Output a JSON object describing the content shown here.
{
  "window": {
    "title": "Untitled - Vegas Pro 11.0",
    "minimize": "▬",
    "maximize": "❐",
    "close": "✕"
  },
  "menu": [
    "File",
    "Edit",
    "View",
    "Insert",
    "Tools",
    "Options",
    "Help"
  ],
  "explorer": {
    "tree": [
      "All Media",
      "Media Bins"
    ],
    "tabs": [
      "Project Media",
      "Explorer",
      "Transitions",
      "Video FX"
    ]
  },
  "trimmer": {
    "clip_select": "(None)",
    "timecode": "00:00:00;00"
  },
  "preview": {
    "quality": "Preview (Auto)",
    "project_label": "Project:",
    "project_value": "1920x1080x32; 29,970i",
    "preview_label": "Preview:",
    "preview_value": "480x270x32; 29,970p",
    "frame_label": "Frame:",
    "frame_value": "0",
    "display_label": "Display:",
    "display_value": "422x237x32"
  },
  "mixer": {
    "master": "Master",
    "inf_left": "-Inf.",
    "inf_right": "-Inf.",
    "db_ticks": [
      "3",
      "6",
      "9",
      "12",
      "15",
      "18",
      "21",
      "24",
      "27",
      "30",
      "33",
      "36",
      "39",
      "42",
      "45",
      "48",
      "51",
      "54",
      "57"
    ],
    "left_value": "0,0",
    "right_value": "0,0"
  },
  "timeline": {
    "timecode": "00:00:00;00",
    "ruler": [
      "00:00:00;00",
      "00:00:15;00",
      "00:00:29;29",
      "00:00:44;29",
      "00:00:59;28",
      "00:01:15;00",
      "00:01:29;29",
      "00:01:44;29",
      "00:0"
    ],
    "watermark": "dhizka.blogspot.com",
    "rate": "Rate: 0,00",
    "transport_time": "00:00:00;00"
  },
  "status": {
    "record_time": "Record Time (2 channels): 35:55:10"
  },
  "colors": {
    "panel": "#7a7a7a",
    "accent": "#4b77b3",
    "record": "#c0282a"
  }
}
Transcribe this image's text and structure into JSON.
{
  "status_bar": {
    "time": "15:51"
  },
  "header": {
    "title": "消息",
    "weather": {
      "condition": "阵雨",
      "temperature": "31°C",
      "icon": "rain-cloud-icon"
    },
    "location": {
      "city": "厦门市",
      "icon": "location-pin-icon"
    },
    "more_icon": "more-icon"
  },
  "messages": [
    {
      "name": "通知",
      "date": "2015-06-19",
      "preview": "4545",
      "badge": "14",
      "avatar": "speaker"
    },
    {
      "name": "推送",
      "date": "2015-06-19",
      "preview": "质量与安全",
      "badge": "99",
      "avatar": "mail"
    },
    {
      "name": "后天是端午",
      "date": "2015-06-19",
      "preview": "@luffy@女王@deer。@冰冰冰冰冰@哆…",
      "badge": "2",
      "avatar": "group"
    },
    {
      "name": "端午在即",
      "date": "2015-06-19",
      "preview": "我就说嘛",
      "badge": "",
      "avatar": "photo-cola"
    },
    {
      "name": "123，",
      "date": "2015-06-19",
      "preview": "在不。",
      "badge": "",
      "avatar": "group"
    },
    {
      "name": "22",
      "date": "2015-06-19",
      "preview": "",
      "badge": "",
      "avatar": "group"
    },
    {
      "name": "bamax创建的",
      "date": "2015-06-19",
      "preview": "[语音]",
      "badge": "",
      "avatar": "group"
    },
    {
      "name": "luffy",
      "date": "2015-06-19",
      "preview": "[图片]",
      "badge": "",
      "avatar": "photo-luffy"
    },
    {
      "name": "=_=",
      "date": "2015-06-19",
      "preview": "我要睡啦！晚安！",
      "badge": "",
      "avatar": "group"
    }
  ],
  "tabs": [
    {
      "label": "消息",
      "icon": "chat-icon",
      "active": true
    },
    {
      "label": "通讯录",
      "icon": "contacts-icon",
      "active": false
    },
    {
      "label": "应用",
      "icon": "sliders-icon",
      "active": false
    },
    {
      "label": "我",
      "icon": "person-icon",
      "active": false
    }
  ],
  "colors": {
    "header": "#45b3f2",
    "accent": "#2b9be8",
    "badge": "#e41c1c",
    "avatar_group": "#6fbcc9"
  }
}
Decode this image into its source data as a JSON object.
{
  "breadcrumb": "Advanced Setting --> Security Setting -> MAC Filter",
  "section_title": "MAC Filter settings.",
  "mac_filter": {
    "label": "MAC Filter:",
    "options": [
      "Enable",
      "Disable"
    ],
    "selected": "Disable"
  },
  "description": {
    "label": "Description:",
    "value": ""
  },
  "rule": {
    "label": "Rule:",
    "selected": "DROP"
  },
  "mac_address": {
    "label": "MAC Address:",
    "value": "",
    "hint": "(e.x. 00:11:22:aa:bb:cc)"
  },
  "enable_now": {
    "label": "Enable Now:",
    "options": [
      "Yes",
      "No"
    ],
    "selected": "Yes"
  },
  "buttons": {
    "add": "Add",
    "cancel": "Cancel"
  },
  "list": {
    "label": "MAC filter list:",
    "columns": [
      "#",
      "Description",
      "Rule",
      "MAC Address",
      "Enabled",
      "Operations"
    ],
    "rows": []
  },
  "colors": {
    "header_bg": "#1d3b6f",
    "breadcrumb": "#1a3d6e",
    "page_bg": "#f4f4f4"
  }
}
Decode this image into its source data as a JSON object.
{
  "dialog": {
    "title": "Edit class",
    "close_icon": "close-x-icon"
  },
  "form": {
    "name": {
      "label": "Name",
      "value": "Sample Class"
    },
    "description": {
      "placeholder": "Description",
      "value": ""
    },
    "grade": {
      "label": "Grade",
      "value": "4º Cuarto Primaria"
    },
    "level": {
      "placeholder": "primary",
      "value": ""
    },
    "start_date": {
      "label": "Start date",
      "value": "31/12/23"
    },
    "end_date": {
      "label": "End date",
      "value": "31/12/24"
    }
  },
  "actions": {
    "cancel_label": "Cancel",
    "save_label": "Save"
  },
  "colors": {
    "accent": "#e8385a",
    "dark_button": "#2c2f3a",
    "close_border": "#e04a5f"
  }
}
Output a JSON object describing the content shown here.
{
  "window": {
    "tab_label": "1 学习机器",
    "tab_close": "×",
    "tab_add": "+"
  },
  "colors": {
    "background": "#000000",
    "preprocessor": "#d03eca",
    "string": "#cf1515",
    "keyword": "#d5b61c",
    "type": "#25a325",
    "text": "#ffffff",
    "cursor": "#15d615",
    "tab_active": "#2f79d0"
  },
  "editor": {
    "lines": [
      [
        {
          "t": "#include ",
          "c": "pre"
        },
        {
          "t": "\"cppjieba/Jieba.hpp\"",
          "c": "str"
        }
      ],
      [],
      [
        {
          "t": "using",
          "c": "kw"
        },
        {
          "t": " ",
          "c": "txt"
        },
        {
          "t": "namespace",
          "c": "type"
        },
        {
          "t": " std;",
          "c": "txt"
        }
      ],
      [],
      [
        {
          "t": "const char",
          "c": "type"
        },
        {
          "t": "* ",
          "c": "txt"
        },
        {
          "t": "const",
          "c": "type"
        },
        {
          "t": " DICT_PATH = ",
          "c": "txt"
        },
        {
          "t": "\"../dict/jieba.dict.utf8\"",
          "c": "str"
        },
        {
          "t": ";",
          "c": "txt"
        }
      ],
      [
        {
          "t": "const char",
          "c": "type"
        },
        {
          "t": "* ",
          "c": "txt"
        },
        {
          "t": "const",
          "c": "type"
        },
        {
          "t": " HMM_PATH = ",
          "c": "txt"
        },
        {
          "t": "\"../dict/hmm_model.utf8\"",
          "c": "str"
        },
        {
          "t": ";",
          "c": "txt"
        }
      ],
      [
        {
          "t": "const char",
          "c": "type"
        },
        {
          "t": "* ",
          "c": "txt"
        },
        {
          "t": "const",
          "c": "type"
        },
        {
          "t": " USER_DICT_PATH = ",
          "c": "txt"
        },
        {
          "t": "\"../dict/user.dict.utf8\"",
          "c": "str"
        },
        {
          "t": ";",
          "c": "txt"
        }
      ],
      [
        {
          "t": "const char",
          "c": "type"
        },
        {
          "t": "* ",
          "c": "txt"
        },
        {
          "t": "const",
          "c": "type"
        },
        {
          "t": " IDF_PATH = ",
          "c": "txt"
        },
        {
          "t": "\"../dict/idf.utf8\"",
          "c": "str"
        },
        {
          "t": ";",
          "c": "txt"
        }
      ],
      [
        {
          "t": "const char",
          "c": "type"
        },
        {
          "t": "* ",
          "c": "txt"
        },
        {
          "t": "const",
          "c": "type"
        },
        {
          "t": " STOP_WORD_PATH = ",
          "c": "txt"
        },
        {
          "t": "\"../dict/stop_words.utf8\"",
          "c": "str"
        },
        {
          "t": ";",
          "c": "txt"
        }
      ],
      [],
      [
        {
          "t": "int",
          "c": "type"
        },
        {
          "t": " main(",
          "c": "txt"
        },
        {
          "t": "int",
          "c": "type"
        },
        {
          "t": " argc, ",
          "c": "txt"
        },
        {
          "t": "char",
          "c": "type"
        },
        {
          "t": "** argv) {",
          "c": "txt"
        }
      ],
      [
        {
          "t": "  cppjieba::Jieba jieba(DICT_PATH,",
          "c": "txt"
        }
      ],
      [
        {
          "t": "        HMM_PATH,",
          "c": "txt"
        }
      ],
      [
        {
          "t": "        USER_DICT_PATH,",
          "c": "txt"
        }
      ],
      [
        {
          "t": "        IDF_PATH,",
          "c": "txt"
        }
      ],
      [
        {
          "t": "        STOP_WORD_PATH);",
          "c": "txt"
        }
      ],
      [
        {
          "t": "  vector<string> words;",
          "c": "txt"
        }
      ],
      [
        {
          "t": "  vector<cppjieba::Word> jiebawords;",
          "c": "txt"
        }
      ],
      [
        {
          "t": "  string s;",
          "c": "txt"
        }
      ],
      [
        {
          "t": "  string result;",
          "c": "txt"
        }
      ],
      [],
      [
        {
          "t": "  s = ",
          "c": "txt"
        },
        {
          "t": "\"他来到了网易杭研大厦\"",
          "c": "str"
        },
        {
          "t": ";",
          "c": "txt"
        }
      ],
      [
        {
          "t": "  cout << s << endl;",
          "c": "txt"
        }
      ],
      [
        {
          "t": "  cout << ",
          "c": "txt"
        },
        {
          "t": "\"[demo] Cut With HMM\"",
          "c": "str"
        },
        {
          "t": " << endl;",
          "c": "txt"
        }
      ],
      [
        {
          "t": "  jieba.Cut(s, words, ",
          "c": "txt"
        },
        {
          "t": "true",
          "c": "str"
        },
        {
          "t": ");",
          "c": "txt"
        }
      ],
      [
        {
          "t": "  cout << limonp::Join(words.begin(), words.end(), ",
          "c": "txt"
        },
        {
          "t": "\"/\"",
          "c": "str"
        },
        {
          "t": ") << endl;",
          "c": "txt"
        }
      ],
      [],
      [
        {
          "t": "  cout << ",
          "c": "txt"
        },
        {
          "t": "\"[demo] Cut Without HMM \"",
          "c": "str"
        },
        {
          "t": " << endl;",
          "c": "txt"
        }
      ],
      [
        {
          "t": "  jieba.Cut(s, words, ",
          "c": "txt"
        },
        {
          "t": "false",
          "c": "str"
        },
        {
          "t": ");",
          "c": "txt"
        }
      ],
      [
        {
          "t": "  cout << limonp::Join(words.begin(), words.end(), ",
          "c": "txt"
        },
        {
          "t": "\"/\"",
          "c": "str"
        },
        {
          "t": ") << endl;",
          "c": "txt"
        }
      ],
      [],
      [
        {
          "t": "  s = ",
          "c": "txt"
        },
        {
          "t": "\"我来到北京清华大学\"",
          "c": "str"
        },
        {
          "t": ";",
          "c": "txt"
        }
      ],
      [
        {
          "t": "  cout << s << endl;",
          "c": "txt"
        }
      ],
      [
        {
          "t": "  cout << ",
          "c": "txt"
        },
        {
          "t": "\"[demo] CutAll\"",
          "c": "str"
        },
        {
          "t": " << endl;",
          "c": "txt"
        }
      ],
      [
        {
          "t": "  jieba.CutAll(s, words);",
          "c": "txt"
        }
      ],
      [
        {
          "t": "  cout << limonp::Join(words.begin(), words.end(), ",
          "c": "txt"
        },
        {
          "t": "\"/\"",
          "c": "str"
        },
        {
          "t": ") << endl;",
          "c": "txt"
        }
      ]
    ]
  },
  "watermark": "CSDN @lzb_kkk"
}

━━━━━━━━━━━━━━━━

**What the task requires**
How many lines of the data contain the word "luffy"? Answer with the number alone.

**Result for this exercise**
3